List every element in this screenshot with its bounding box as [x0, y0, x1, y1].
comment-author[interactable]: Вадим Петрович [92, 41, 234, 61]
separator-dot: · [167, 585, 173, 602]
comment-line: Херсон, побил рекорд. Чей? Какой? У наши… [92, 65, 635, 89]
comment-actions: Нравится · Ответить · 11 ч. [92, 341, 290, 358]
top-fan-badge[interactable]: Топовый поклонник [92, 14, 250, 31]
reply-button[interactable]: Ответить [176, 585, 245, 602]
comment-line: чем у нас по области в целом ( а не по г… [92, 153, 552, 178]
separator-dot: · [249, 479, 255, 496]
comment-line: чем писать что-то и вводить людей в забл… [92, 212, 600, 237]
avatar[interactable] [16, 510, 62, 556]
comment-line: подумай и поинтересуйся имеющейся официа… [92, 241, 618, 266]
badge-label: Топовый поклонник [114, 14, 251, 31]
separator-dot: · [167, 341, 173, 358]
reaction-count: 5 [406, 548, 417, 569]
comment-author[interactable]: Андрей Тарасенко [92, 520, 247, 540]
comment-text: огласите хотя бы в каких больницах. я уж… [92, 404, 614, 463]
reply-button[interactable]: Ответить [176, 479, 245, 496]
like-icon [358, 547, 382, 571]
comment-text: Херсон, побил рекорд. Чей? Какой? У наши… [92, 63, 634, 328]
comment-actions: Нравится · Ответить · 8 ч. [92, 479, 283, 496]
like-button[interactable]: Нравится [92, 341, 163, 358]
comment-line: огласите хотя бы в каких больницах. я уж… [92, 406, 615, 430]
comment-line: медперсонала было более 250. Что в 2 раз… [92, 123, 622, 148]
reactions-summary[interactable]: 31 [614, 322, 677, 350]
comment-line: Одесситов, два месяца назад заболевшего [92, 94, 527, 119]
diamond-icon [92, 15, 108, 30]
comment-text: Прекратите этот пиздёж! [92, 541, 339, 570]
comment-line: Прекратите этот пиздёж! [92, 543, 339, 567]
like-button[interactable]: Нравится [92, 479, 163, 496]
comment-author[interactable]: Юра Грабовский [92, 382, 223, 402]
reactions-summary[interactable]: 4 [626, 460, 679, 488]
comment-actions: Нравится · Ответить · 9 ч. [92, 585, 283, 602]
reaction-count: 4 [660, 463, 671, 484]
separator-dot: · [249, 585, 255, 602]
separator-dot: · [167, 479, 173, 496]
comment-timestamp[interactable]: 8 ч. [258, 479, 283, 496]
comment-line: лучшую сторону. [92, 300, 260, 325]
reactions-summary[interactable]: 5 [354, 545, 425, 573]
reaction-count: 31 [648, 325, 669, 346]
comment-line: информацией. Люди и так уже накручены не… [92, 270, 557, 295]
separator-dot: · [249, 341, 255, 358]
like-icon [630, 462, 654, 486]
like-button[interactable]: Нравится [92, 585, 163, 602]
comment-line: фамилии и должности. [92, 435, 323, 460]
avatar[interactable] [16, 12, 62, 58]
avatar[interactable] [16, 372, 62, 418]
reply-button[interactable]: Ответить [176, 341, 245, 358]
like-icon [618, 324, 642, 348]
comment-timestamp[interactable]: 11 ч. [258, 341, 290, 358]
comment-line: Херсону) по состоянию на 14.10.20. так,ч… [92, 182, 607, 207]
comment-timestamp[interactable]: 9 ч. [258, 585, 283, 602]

====

_TASK INSTRUCTIONS:_ Return every one of the entries above line for line, changing nothing.

_SOLUTION FOR THIS TASK:_
List every element in this screenshot with its bounding box as [x0, y0, x1, y1].
comment-author[interactable]: Вадим Петрович [92, 41, 234, 61]
separator-dot: · [167, 585, 173, 602]
comment-line: Херсон, побил рекорд. Чей? Какой? У наши… [92, 65, 635, 89]
comment-actions: Нравится · Ответить · 11 ч. [92, 341, 290, 358]
top-fan-badge[interactable]: Топовый поклонник [92, 14, 250, 31]
reply-button[interactable]: Ответить [176, 585, 245, 602]
comment-line: чем у нас по области в целом ( а не по г… [92, 153, 552, 178]
separator-dot: · [249, 479, 255, 496]
comment-line: чем писать что-то и вводить людей в забл… [92, 212, 600, 237]
avatar[interactable] [16, 510, 62, 556]
comment-line: подумай и поинтересуйся имеющейся официа… [92, 241, 618, 266]
badge-label: Топовый поклонник [114, 14, 251, 31]
separator-dot: · [167, 341, 173, 358]
reaction-count: 5 [406, 548, 417, 569]
comment-author[interactable]: Андрей Тарасенко [92, 520, 247, 540]
comment-text: огласите хотя бы в каких больницах. я уж… [92, 404, 614, 463]
reply-button[interactable]: Ответить [176, 479, 245, 496]
like-icon [358, 547, 382, 571]
comment-text: Херсон, побил рекорд. Чей? Какой? У наши… [92, 63, 634, 328]
comment-actions: Нравится · Ответить · 8 ч. [92, 479, 283, 496]
like-button[interactable]: Нравится [92, 341, 163, 358]
comment-line: огласите хотя бы в каких больницах. я уж… [92, 406, 615, 430]
comment-line: медперсонала было более 250. Что в 2 раз… [92, 123, 622, 148]
reactions-summary[interactable]: 31 [614, 322, 677, 350]
comment-line: Одесситов, два месяца назад заболевшего [92, 94, 527, 119]
diamond-icon [92, 15, 108, 30]
comment-text: Прекратите этот пиздёж! [92, 541, 339, 570]
comment-line: Прекратите этот пиздёж! [92, 543, 339, 567]
like-button[interactable]: Нравится [92, 479, 163, 496]
comment-author[interactable]: Юра Грабовский [92, 382, 223, 402]
reactions-summary[interactable]: 4 [626, 460, 679, 488]
comment-actions: Нравится · Ответить · 9 ч. [92, 585, 283, 602]
reaction-count: 4 [660, 463, 671, 484]
separator-dot: · [249, 585, 255, 602]
separator-dot: · [167, 479, 173, 496]
comment-timestamp[interactable]: 8 ч. [258, 479, 283, 496]
comment-line: лучшую сторону. [92, 300, 260, 325]
reactions-summary[interactable]: 5 [354, 545, 425, 573]
reaction-count: 31 [648, 325, 669, 346]
comment-line: информацией. Люди и так уже накручены не… [92, 270, 557, 295]
separator-dot: · [249, 341, 255, 358]
like-icon [630, 462, 654, 486]
like-button[interactable]: Нравится [92, 585, 163, 602]
comment-line: фамилии и должности. [92, 435, 323, 460]
avatar[interactable] [16, 12, 62, 58]
avatar[interactable] [16, 372, 62, 418]
reply-button[interactable]: Ответить [176, 341, 245, 358]
like-icon [618, 324, 642, 348]
comment-timestamp[interactable]: 11 ч. [258, 341, 290, 358]
comment-line: Херсону) по состоянию на 14.10.20. так,ч… [92, 182, 607, 207]
comment-timestamp[interactable]: 9 ч. [258, 585, 283, 602]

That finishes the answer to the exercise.